EXERCISE PROMPT: Quote the records below in full, exactly as given, with the images taken out.

## Start PROVIDED RECORDS

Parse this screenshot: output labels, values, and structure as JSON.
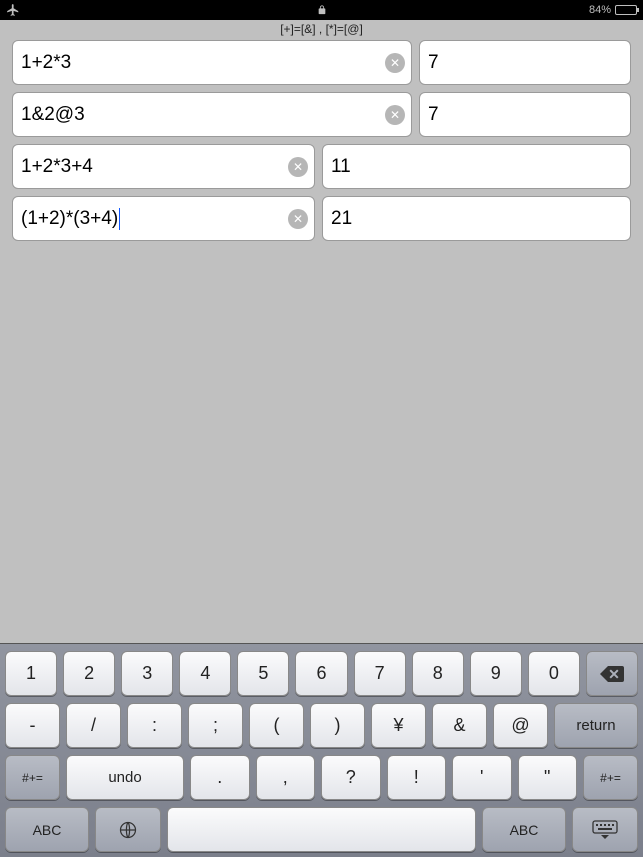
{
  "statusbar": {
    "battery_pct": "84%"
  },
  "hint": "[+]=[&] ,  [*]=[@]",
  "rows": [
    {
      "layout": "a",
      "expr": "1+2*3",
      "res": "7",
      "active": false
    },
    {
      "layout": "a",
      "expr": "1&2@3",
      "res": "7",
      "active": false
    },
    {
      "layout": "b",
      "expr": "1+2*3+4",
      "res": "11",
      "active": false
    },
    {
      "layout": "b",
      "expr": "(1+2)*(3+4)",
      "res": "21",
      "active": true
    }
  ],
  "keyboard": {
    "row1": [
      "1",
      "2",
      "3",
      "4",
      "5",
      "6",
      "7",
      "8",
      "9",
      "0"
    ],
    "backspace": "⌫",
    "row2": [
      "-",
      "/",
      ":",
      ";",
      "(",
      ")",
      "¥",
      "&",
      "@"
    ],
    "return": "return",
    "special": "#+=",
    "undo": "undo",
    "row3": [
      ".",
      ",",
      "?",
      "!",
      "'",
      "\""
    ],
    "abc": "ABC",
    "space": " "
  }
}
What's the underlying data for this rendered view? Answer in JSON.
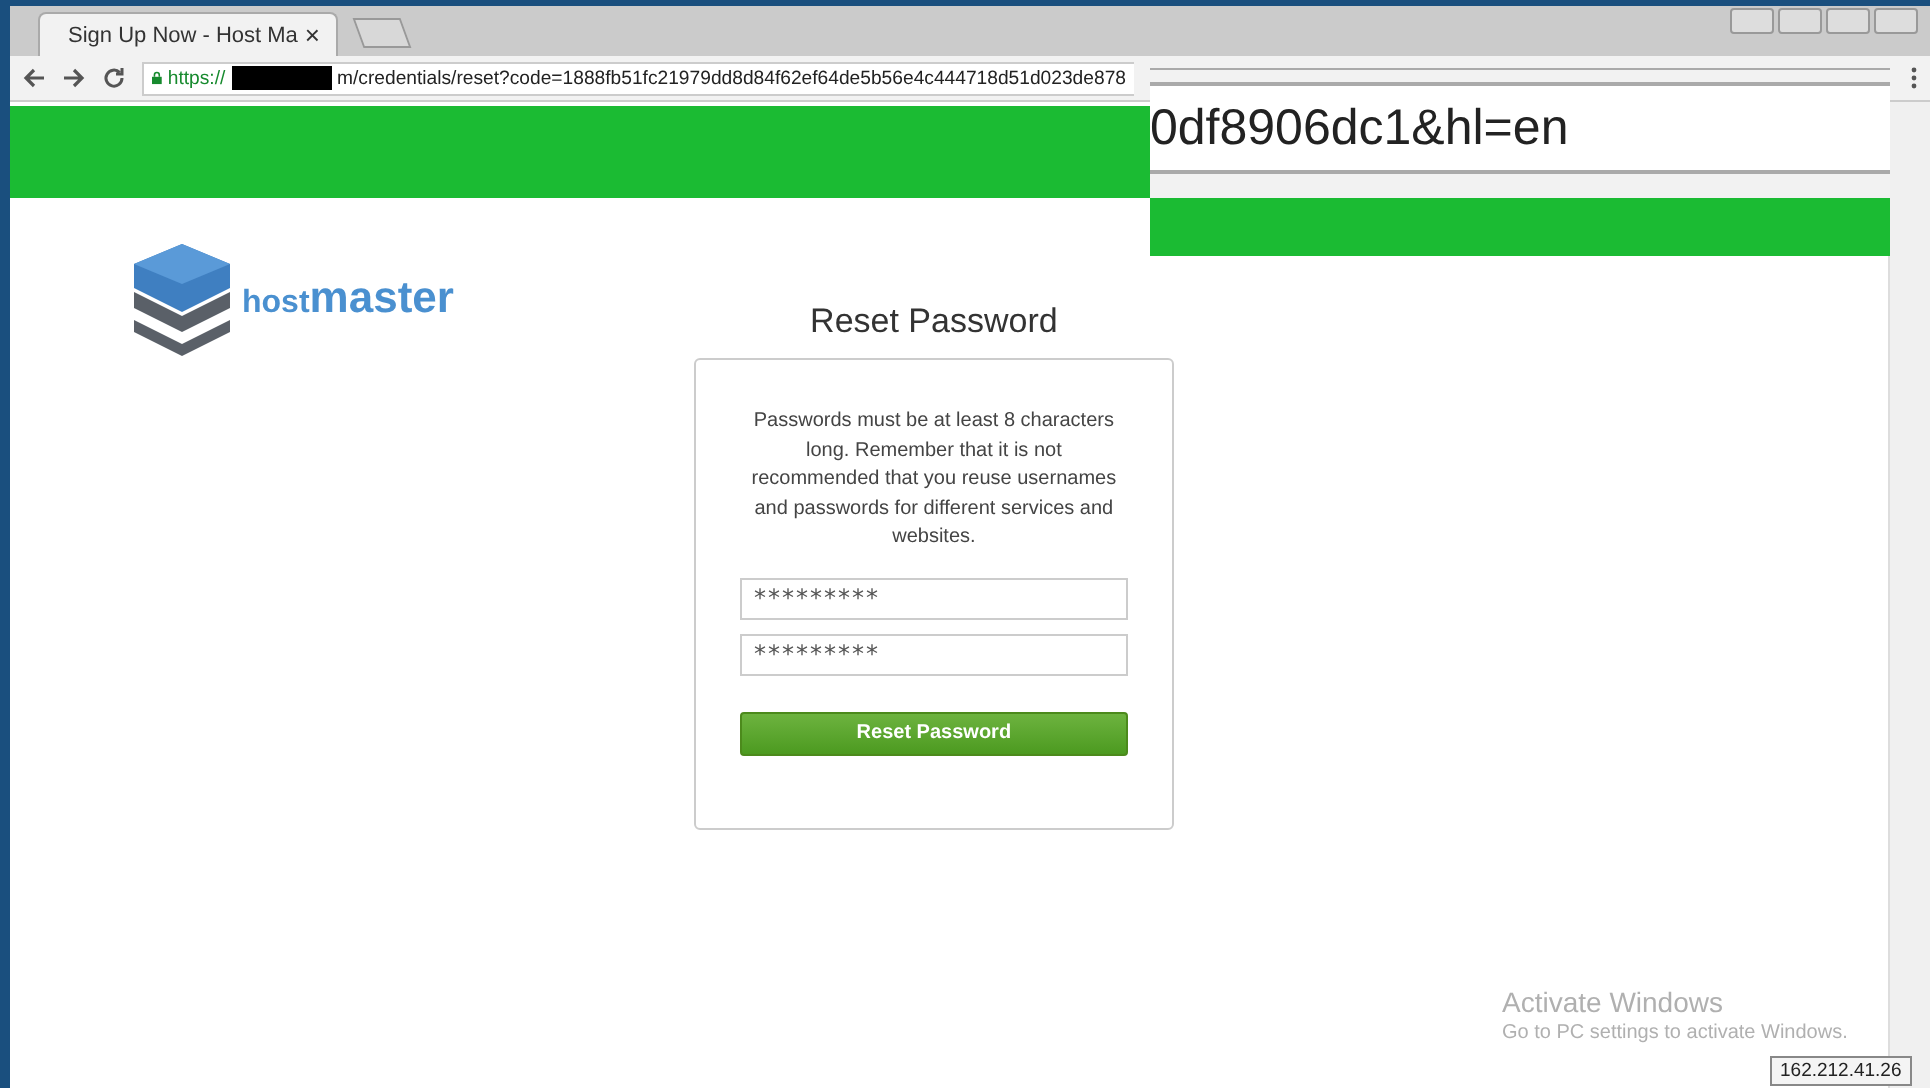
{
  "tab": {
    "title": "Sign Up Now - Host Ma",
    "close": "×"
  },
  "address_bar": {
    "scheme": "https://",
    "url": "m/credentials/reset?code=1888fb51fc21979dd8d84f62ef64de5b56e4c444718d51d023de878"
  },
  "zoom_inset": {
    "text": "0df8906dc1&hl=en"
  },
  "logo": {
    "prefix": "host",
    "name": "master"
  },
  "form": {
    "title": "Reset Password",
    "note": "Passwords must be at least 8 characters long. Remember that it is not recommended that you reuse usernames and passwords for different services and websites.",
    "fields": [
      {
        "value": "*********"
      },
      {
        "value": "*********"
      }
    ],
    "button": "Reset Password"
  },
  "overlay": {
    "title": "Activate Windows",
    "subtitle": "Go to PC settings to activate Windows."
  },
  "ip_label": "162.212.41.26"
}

## End PROVIDED RECORDS

OUTPUT:
Parse this screenshot: output labels, values, and structure as JSON.
{
  "statusbar": {
    "battery_pct": "84%"
  },
  "hint": "[+]=[&] ,  [*]=[@]",
  "rows": [
    {
      "layout": "a",
      "expr": "1+2*3",
      "res": "7",
      "active": false
    },
    {
      "layout": "a",
      "expr": "1&2@3",
      "res": "7",
      "active": false
    },
    {
      "layout": "b",
      "expr": "1+2*3+4",
      "res": "11",
      "active": false
    },
    {
      "layout": "b",
      "expr": "(1+2)*(3+4)",
      "res": "21",
      "active": true
    }
  ],
  "keyboard": {
    "row1": [
      "1",
      "2",
      "3",
      "4",
      "5",
      "6",
      "7",
      "8",
      "9",
      "0"
    ],
    "backspace": "⌫",
    "row2": [
      "-",
      "/",
      ":",
      ";",
      "(",
      ")",
      "¥",
      "&",
      "@"
    ],
    "return": "return",
    "special": "#+=",
    "undo": "undo",
    "row3": [
      ".",
      ",",
      "?",
      "!",
      "'",
      "\""
    ],
    "abc": "ABC",
    "space": " "
  }
}
What's the underlying data for this rendered view? Answer in JSON.
{
  "tab": {
    "title": "Sign Up Now - Host Ma",
    "close": "×"
  },
  "address_bar": {
    "scheme": "https://",
    "url": "m/credentials/reset?code=1888fb51fc21979dd8d84f62ef64de5b56e4c444718d51d023de878"
  },
  "zoom_inset": {
    "text": "0df8906dc1&hl=en"
  },
  "logo": {
    "prefix": "host",
    "name": "master"
  },
  "form": {
    "title": "Reset Password",
    "note": "Passwords must be at least 8 characters long. Remember that it is not recommended that you reuse usernames and passwords for different services and websites.",
    "fields": [
      {
        "value": "*********"
      },
      {
        "value": "*********"
      }
    ],
    "button": "Reset Password"
  },
  "overlay": {
    "title": "Activate Windows",
    "subtitle": "Go to PC settings to activate Windows."
  },
  "ip_label": "162.212.41.26"
}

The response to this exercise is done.